TASK STATEMENT
Return verbatim the stretch of rows from the very first line through the line containing "residual-point bbox=[328, 410, 333, 415]", with both of those lines included.

== TASK INPUTS

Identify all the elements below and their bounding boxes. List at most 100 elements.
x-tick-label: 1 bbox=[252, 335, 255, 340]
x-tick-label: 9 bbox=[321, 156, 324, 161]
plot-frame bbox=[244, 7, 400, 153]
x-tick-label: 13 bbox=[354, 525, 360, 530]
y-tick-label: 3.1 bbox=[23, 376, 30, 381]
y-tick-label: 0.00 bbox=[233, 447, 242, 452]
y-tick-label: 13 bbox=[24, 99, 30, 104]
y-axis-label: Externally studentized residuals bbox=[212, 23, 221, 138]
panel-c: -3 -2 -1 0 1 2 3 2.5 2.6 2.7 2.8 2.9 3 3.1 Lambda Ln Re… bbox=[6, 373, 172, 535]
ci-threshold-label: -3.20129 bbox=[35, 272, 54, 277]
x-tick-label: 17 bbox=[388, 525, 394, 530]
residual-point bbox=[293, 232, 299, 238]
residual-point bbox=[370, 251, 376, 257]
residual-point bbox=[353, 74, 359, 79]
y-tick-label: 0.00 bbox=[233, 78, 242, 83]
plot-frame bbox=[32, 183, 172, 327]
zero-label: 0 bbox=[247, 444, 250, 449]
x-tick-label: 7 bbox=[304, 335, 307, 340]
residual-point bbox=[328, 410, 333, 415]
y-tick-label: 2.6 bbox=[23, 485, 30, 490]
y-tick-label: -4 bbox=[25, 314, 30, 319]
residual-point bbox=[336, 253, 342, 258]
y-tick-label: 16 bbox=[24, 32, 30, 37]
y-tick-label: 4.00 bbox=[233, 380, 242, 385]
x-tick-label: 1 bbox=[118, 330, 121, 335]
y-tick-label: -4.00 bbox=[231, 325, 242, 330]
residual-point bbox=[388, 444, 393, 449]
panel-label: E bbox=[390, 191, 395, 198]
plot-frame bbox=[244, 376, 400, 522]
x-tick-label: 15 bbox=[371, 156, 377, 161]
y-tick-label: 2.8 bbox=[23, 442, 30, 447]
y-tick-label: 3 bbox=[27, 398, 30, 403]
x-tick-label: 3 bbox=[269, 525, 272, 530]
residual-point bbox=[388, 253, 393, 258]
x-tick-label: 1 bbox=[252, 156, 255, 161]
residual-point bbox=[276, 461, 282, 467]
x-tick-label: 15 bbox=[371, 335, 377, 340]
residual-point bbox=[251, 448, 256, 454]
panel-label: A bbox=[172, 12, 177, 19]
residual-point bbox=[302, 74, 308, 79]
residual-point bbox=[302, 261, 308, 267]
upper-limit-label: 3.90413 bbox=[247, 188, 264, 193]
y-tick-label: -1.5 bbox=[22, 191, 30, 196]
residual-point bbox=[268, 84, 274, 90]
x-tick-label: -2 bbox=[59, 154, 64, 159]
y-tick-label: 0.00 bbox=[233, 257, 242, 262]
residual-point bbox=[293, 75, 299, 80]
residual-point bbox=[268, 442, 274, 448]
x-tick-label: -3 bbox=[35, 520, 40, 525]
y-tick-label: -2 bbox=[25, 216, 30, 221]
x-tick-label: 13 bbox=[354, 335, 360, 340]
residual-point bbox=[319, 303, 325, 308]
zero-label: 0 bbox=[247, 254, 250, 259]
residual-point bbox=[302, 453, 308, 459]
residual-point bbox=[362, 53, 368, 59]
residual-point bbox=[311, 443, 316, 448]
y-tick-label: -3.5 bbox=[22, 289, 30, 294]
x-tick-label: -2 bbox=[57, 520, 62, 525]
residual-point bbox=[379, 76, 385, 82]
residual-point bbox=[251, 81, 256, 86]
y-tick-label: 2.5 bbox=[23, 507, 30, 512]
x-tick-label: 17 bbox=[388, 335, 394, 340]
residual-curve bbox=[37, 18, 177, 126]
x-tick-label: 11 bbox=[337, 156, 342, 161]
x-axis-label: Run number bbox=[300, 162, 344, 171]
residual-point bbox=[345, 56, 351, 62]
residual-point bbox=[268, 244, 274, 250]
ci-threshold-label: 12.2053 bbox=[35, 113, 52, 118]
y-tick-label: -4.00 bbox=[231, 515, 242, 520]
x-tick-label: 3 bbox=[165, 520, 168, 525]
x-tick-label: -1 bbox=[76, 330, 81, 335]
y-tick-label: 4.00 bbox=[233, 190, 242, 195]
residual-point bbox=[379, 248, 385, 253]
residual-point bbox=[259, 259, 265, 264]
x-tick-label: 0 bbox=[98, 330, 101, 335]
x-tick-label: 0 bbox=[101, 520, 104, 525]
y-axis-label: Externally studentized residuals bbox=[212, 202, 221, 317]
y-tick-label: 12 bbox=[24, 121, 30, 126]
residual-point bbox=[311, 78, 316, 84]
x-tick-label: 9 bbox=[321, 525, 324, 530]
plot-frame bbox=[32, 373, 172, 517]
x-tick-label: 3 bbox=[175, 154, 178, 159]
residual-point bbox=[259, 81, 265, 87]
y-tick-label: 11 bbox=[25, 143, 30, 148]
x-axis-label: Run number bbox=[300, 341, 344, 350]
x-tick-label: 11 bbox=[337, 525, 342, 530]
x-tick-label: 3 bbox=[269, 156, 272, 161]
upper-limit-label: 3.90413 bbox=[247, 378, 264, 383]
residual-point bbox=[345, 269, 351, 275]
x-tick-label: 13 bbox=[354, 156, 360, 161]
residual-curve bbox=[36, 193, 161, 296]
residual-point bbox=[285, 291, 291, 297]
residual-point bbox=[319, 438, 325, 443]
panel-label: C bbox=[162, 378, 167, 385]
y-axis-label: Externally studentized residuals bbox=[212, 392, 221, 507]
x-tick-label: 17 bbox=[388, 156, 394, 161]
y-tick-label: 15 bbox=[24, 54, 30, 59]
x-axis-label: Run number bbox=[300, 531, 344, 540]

====

TASK RESULT
Identify all the elements below and their bounding boxes. List at most 100 elements.
x-tick-label: 1 bbox=[252, 335, 255, 340]
x-tick-label: 9 bbox=[321, 156, 324, 161]
plot-frame bbox=[244, 7, 400, 153]
x-tick-label: 13 bbox=[354, 525, 360, 530]
y-tick-label: 3.1 bbox=[23, 376, 30, 381]
y-tick-label: 0.00 bbox=[233, 447, 242, 452]
y-tick-label: 13 bbox=[24, 99, 30, 104]
y-axis-label: Externally studentized residuals bbox=[212, 23, 221, 138]
panel-c: -3 -2 -1 0 1 2 3 2.5 2.6 2.7 2.8 2.9 3 3.1 Lambda Ln Re… bbox=[6, 373, 172, 535]
ci-threshold-label: -3.20129 bbox=[35, 272, 54, 277]
x-tick-label: 17 bbox=[388, 525, 394, 530]
residual-point bbox=[293, 232, 299, 238]
residual-point bbox=[370, 251, 376, 257]
residual-point bbox=[353, 74, 359, 79]
y-tick-label: 0.00 bbox=[233, 78, 242, 83]
plot-frame bbox=[32, 183, 172, 327]
zero-label: 0 bbox=[247, 444, 250, 449]
x-tick-label: 7 bbox=[304, 335, 307, 340]
residual-point bbox=[328, 410, 333, 415]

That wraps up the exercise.